A faithful transcription of all the data is required.

# START OF Data to process

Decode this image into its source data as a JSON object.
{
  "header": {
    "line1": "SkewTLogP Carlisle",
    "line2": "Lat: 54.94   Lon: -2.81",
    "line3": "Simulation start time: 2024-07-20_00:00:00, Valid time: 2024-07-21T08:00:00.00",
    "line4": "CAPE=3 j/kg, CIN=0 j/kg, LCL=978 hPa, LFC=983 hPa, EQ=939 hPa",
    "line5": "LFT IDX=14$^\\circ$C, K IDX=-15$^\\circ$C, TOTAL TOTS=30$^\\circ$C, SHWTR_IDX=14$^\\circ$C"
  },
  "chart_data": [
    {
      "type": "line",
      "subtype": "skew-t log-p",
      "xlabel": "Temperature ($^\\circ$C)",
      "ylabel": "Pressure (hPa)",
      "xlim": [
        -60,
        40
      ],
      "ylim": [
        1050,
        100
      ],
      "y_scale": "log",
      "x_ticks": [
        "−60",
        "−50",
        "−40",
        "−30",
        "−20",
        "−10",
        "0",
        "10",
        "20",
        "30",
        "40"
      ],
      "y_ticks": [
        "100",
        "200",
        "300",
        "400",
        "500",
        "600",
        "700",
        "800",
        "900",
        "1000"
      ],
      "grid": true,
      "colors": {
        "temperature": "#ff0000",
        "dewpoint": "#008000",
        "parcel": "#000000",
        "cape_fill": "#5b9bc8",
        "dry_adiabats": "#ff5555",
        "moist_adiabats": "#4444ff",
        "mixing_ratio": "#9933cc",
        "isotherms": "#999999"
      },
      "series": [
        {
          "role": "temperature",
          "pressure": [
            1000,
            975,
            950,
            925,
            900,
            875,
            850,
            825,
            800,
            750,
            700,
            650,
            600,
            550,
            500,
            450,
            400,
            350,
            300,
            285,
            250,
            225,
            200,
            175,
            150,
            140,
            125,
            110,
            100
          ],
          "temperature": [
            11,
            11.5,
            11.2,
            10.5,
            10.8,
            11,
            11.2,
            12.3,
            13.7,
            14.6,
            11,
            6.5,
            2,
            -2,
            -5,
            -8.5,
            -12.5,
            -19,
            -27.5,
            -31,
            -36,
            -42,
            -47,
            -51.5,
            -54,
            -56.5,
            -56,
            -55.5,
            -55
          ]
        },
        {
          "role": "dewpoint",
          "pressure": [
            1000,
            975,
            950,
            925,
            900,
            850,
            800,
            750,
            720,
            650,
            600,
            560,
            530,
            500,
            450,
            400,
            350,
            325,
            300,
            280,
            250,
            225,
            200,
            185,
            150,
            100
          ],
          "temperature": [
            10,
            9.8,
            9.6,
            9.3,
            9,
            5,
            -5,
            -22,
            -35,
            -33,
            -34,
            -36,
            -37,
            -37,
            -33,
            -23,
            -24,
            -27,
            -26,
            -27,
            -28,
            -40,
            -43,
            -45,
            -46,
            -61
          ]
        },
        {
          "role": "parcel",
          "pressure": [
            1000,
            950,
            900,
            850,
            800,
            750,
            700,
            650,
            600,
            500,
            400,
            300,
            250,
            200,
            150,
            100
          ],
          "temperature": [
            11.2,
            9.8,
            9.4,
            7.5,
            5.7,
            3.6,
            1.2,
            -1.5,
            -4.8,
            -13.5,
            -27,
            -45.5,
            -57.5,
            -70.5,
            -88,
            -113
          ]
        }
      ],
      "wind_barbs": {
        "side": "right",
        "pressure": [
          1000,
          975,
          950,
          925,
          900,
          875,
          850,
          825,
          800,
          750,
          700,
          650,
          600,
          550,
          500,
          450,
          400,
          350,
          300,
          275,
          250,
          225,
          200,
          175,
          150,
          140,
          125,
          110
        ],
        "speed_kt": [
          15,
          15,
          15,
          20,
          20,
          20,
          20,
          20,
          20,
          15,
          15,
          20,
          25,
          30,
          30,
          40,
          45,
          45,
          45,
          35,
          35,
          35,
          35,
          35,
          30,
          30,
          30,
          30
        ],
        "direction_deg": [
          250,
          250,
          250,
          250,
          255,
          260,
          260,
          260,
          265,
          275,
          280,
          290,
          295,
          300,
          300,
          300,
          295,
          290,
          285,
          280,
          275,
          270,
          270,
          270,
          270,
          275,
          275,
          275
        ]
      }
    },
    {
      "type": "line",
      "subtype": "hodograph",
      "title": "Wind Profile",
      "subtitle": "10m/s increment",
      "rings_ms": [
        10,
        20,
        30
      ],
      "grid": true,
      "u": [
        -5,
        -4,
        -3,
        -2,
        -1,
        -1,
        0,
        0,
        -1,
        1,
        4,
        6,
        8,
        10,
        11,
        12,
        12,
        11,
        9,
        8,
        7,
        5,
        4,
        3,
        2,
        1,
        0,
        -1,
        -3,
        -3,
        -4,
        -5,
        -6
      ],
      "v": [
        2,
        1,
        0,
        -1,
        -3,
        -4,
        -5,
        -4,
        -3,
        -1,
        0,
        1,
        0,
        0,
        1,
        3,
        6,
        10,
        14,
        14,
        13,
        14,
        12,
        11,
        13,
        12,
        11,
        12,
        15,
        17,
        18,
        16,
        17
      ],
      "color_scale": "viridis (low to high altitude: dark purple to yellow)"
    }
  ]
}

# END OF Data to process

### Exercise output
Decode this image into its source data as a JSON object.
{
  "header": {
    "line1": "SkewTLogP Carlisle",
    "line2": "Lat: 54.94   Lon: -2.81",
    "line3": "Simulation start time: 2024-07-20_00:00:00, Valid time: 2024-07-21T08:00:00.00",
    "line4": "CAPE=3 j/kg, CIN=0 j/kg, LCL=978 hPa, LFC=983 hPa, EQ=939 hPa",
    "line5": "LFT IDX=14$^\\circ$C, K IDX=-15$^\\circ$C, TOTAL TOTS=30$^\\circ$C, SHWTR_IDX=14$^\\circ$C"
  },
  "chart_data": [
    {
      "type": "line",
      "subtype": "skew-t log-p",
      "xlabel": "Temperature ($^\\circ$C)",
      "ylabel": "Pressure (hPa)",
      "xlim": [
        -60,
        40
      ],
      "ylim": [
        1050,
        100
      ],
      "y_scale": "log",
      "x_ticks": [
        "−60",
        "−50",
        "−40",
        "−30",
        "−20",
        "−10",
        "0",
        "10",
        "20",
        "30",
        "40"
      ],
      "y_ticks": [
        "100",
        "200",
        "300",
        "400",
        "500",
        "600",
        "700",
        "800",
        "900",
        "1000"
      ],
      "grid": true,
      "colors": {
        "temperature": "#ff0000",
        "dewpoint": "#008000",
        "parcel": "#000000",
        "cape_fill": "#5b9bc8",
        "dry_adiabats": "#ff5555",
        "moist_adiabats": "#4444ff",
        "mixing_ratio": "#9933cc",
        "isotherms": "#999999"
      },
      "series": [
        {
          "role": "temperature",
          "pressure": [
            1000,
            975,
            950,
            925,
            900,
            875,
            850,
            825,
            800,
            750,
            700,
            650,
            600,
            550,
            500,
            450,
            400,
            350,
            300,
            285,
            250,
            225,
            200,
            175,
            150,
            140,
            125,
            110,
            100
          ],
          "temperature": [
            11,
            11.5,
            11.2,
            10.5,
            10.8,
            11,
            11.2,
            12.3,
            13.7,
            14.6,
            11,
            6.5,
            2,
            -2,
            -5,
            -8.5,
            -12.5,
            -19,
            -27.5,
            -31,
            -36,
            -42,
            -47,
            -51.5,
            -54,
            -56.5,
            -56,
            -55.5,
            -55
          ]
        },
        {
          "role": "dewpoint",
          "pressure": [
            1000,
            975,
            950,
            925,
            900,
            850,
            800,
            750,
            720,
            650,
            600,
            560,
            530,
            500,
            450,
            400,
            350,
            325,
            300,
            280,
            250,
            225,
            200,
            185,
            150,
            100
          ],
          "temperature": [
            10,
            9.8,
            9.6,
            9.3,
            9,
            5,
            -5,
            -22,
            -35,
            -33,
            -34,
            -36,
            -37,
            -37,
            -33,
            -23,
            -24,
            -27,
            -26,
            -27,
            -28,
            -40,
            -43,
            -45,
            -46,
            -61
          ]
        },
        {
          "role": "parcel",
          "pressure": [
            1000,
            950,
            900,
            850,
            800,
            750,
            700,
            650,
            600,
            500,
            400,
            300,
            250,
            200,
            150,
            100
          ],
          "temperature": [
            11.2,
            9.8,
            9.4,
            7.5,
            5.7,
            3.6,
            1.2,
            -1.5,
            -4.8,
            -13.5,
            -27,
            -45.5,
            -57.5,
            -70.5,
            -88,
            -113
          ]
        }
      ],
      "wind_barbs": {
        "side": "right",
        "pressure": [
          1000,
          975,
          950,
          925,
          900,
          875,
          850,
          825,
          800,
          750,
          700,
          650,
          600,
          550,
          500,
          450,
          400,
          350,
          300,
          275,
          250,
          225,
          200,
          175,
          150,
          140,
          125,
          110
        ],
        "speed_kt": [
          15,
          15,
          15,
          20,
          20,
          20,
          20,
          20,
          20,
          15,
          15,
          20,
          25,
          30,
          30,
          40,
          45,
          45,
          45,
          35,
          35,
          35,
          35,
          35,
          30,
          30,
          30,
          30
        ],
        "direction_deg": [
          250,
          250,
          250,
          250,
          255,
          260,
          260,
          260,
          265,
          275,
          280,
          290,
          295,
          300,
          300,
          300,
          295,
          290,
          285,
          280,
          275,
          270,
          270,
          270,
          270,
          275,
          275,
          275
        ]
      }
    },
    {
      "type": "line",
      "subtype": "hodograph",
      "title": "Wind Profile",
      "subtitle": "10m/s increment",
      "rings_ms": [
        10,
        20,
        30
      ],
      "grid": true,
      "u": [
        -5,
        -4,
        -3,
        -2,
        -1,
        -1,
        0,
        0,
        -1,
        1,
        4,
        6,
        8,
        10,
        11,
        12,
        12,
        11,
        9,
        8,
        7,
        5,
        4,
        3,
        2,
        1,
        0,
        -1,
        -3,
        -3,
        -4,
        -5,
        -6
      ],
      "v": [
        2,
        1,
        0,
        -1,
        -3,
        -4,
        -5,
        -4,
        -3,
        -1,
        0,
        1,
        0,
        0,
        1,
        3,
        6,
        10,
        14,
        14,
        13,
        14,
        12,
        11,
        13,
        12,
        11,
        12,
        15,
        17,
        18,
        16,
        17
      ],
      "color_scale": "viridis (low to high altitude: dark purple to yellow)"
    }
  ]
}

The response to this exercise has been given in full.